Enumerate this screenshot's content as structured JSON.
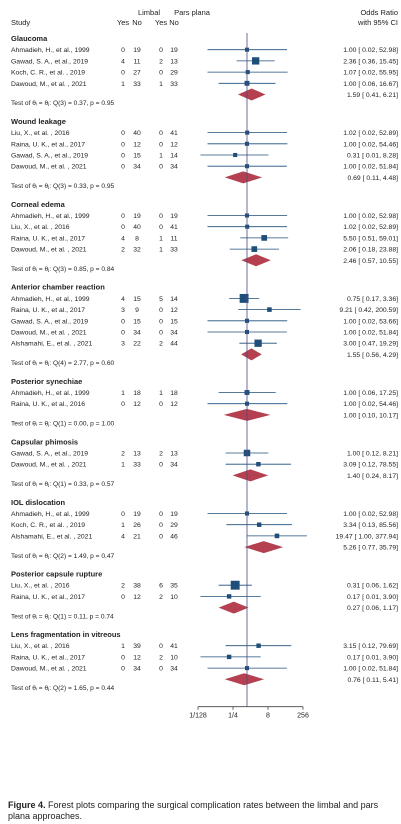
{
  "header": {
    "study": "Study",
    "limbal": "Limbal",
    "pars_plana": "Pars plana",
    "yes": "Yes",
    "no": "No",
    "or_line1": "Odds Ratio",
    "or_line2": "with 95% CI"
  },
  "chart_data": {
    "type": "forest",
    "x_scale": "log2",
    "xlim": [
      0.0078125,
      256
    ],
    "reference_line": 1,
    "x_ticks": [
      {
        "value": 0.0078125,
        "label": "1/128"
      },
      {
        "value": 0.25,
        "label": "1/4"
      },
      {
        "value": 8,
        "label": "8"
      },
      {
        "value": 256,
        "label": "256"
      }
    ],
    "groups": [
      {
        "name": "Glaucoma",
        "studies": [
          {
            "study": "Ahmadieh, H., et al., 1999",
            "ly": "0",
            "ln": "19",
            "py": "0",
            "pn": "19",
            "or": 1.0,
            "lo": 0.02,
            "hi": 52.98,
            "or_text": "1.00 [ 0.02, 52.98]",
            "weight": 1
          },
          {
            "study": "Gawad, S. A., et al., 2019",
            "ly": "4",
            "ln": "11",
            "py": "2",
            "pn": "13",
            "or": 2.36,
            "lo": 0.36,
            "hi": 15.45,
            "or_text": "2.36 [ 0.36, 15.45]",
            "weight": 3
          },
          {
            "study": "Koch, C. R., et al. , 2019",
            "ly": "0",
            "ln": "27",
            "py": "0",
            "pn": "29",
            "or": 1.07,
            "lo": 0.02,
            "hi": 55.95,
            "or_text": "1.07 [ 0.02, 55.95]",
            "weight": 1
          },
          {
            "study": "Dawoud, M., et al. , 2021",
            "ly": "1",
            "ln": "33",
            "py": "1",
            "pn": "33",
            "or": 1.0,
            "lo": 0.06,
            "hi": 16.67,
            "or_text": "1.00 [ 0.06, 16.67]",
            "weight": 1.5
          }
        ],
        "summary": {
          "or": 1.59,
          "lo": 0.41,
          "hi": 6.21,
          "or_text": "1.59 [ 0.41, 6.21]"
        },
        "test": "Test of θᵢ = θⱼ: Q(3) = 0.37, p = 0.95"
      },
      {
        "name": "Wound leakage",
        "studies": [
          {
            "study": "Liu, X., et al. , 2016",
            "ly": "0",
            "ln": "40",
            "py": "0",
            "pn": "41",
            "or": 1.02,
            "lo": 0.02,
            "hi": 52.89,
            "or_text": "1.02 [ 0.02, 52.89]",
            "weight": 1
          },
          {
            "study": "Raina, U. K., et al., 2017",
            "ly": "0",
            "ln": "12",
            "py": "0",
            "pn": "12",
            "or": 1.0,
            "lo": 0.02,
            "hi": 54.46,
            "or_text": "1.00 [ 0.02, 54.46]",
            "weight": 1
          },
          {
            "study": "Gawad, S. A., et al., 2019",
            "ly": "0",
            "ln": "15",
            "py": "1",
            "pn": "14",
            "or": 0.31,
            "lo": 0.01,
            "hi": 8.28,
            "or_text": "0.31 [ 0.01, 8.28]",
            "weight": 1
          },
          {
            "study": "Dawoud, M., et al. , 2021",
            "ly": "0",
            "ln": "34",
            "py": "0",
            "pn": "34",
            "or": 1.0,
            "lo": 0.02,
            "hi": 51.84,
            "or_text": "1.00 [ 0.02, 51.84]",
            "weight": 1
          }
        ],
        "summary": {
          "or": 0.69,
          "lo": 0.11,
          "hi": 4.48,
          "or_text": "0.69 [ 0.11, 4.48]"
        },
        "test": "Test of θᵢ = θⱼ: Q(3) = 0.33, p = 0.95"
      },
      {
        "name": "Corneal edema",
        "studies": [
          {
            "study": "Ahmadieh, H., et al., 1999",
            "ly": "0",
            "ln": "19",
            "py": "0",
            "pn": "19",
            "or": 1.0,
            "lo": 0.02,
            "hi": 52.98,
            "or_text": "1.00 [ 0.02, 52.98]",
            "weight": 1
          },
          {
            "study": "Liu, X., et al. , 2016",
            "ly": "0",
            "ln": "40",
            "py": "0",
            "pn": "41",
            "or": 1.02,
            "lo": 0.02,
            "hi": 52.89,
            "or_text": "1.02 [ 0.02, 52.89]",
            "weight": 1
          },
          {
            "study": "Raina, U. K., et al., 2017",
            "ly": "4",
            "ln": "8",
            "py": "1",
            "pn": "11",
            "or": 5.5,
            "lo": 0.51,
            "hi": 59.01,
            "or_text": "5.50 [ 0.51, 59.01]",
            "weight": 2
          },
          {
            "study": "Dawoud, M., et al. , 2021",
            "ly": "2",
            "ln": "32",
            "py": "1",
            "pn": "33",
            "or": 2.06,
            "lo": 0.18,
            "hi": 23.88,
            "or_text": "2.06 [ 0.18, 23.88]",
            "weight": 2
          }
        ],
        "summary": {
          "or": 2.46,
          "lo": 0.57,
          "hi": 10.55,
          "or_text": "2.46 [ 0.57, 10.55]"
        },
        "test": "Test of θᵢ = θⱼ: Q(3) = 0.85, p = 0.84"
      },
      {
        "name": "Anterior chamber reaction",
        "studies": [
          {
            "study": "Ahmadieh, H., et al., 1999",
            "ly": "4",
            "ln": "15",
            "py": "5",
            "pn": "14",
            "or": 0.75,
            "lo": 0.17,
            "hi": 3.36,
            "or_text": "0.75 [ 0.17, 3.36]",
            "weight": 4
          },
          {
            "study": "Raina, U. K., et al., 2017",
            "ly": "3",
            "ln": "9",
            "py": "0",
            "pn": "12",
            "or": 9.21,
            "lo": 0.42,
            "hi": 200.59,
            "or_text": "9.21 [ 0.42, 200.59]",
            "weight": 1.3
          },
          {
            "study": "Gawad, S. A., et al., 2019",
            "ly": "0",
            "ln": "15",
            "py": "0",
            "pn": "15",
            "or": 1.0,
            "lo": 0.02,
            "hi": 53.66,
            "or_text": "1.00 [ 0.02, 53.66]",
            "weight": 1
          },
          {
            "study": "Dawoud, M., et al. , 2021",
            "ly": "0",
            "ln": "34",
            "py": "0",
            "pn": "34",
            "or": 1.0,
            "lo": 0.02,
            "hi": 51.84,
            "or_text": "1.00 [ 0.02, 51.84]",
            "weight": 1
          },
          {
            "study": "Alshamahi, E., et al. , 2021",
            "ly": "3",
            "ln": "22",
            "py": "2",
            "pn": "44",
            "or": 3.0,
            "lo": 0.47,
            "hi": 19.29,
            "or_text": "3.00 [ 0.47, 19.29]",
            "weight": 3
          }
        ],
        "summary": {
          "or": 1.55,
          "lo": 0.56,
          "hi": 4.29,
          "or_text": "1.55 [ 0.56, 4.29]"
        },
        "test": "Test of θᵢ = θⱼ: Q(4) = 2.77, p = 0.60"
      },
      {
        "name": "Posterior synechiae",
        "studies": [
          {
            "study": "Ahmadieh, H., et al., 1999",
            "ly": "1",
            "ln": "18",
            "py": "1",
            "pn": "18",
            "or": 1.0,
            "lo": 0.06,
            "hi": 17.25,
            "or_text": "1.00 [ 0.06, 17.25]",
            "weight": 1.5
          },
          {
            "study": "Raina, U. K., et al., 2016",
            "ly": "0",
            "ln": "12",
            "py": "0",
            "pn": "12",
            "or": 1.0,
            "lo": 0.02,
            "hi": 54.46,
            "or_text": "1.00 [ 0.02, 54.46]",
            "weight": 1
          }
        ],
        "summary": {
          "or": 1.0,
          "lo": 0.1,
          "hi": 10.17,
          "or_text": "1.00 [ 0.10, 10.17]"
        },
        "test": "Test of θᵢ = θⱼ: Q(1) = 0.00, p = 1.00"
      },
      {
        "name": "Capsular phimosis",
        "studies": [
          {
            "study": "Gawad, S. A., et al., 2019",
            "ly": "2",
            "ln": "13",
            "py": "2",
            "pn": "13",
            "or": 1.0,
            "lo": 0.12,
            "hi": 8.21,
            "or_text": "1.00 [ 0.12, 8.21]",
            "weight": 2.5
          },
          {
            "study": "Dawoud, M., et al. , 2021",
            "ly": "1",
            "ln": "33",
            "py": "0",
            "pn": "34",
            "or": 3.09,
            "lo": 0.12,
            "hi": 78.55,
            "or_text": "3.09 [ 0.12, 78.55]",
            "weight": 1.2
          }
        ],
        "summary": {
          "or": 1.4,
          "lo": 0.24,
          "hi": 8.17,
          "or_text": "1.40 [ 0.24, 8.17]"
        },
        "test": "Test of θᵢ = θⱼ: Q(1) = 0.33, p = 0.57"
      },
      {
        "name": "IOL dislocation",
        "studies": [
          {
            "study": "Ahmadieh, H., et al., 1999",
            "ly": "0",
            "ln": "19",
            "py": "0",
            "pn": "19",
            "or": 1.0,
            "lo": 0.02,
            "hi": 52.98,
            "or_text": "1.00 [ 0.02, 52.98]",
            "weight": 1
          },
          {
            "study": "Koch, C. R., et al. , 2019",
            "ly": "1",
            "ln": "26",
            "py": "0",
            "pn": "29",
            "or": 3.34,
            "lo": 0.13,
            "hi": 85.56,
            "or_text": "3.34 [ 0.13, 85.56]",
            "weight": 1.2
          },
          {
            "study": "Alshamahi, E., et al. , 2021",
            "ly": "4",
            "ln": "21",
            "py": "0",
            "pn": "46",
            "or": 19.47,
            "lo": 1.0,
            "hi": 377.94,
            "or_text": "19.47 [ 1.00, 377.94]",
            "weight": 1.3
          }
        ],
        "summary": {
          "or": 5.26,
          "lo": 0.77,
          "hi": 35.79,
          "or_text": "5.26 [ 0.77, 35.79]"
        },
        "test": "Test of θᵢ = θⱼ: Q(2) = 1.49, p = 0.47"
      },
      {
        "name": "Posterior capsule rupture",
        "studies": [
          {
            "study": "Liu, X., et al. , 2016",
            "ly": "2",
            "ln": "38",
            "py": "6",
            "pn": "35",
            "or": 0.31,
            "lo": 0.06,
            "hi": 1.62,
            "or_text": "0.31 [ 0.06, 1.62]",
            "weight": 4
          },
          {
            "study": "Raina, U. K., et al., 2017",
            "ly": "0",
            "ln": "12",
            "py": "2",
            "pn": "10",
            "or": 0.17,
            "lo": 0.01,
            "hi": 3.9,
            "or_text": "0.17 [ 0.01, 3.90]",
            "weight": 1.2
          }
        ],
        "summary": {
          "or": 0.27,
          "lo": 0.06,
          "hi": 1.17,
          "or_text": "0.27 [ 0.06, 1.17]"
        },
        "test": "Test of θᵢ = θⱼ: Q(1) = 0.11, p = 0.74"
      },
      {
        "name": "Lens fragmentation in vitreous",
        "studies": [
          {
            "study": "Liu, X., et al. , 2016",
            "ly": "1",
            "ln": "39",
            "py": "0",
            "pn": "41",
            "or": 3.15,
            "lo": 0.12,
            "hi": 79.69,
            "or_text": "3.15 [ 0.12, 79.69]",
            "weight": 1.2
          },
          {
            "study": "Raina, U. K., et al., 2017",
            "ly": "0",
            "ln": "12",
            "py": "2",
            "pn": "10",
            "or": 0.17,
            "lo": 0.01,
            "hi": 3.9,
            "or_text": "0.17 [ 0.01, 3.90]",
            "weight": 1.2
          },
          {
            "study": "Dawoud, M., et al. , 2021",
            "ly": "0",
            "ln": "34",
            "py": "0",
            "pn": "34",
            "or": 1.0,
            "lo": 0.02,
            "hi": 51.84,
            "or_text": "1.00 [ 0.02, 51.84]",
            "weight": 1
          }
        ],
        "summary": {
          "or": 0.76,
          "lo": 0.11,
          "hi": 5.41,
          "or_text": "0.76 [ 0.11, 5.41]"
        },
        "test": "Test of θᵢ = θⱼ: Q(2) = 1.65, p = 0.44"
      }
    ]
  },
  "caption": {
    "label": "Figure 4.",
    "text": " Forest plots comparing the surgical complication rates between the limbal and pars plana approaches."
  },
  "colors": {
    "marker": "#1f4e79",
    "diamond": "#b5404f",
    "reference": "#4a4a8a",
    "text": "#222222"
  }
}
----
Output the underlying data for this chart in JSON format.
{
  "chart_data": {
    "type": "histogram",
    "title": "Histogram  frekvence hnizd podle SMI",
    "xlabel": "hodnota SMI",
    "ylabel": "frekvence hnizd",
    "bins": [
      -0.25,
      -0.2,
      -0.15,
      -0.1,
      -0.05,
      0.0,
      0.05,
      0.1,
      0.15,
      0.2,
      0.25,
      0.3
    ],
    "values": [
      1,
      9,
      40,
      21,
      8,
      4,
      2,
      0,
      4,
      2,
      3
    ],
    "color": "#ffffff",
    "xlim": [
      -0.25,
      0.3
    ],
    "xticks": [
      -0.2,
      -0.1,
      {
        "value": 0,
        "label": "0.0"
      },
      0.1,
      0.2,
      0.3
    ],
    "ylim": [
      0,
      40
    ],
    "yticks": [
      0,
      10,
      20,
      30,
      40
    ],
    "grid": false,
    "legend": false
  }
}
----
• _GOAL OF THE EXERCISE_
Filter out every line that lacks the word "JSON", and copy the rest.

• _THE OUTPUT_
Enumerate this screenshot's content as structured JSON.
Output the underlying data for this chart in JSON format.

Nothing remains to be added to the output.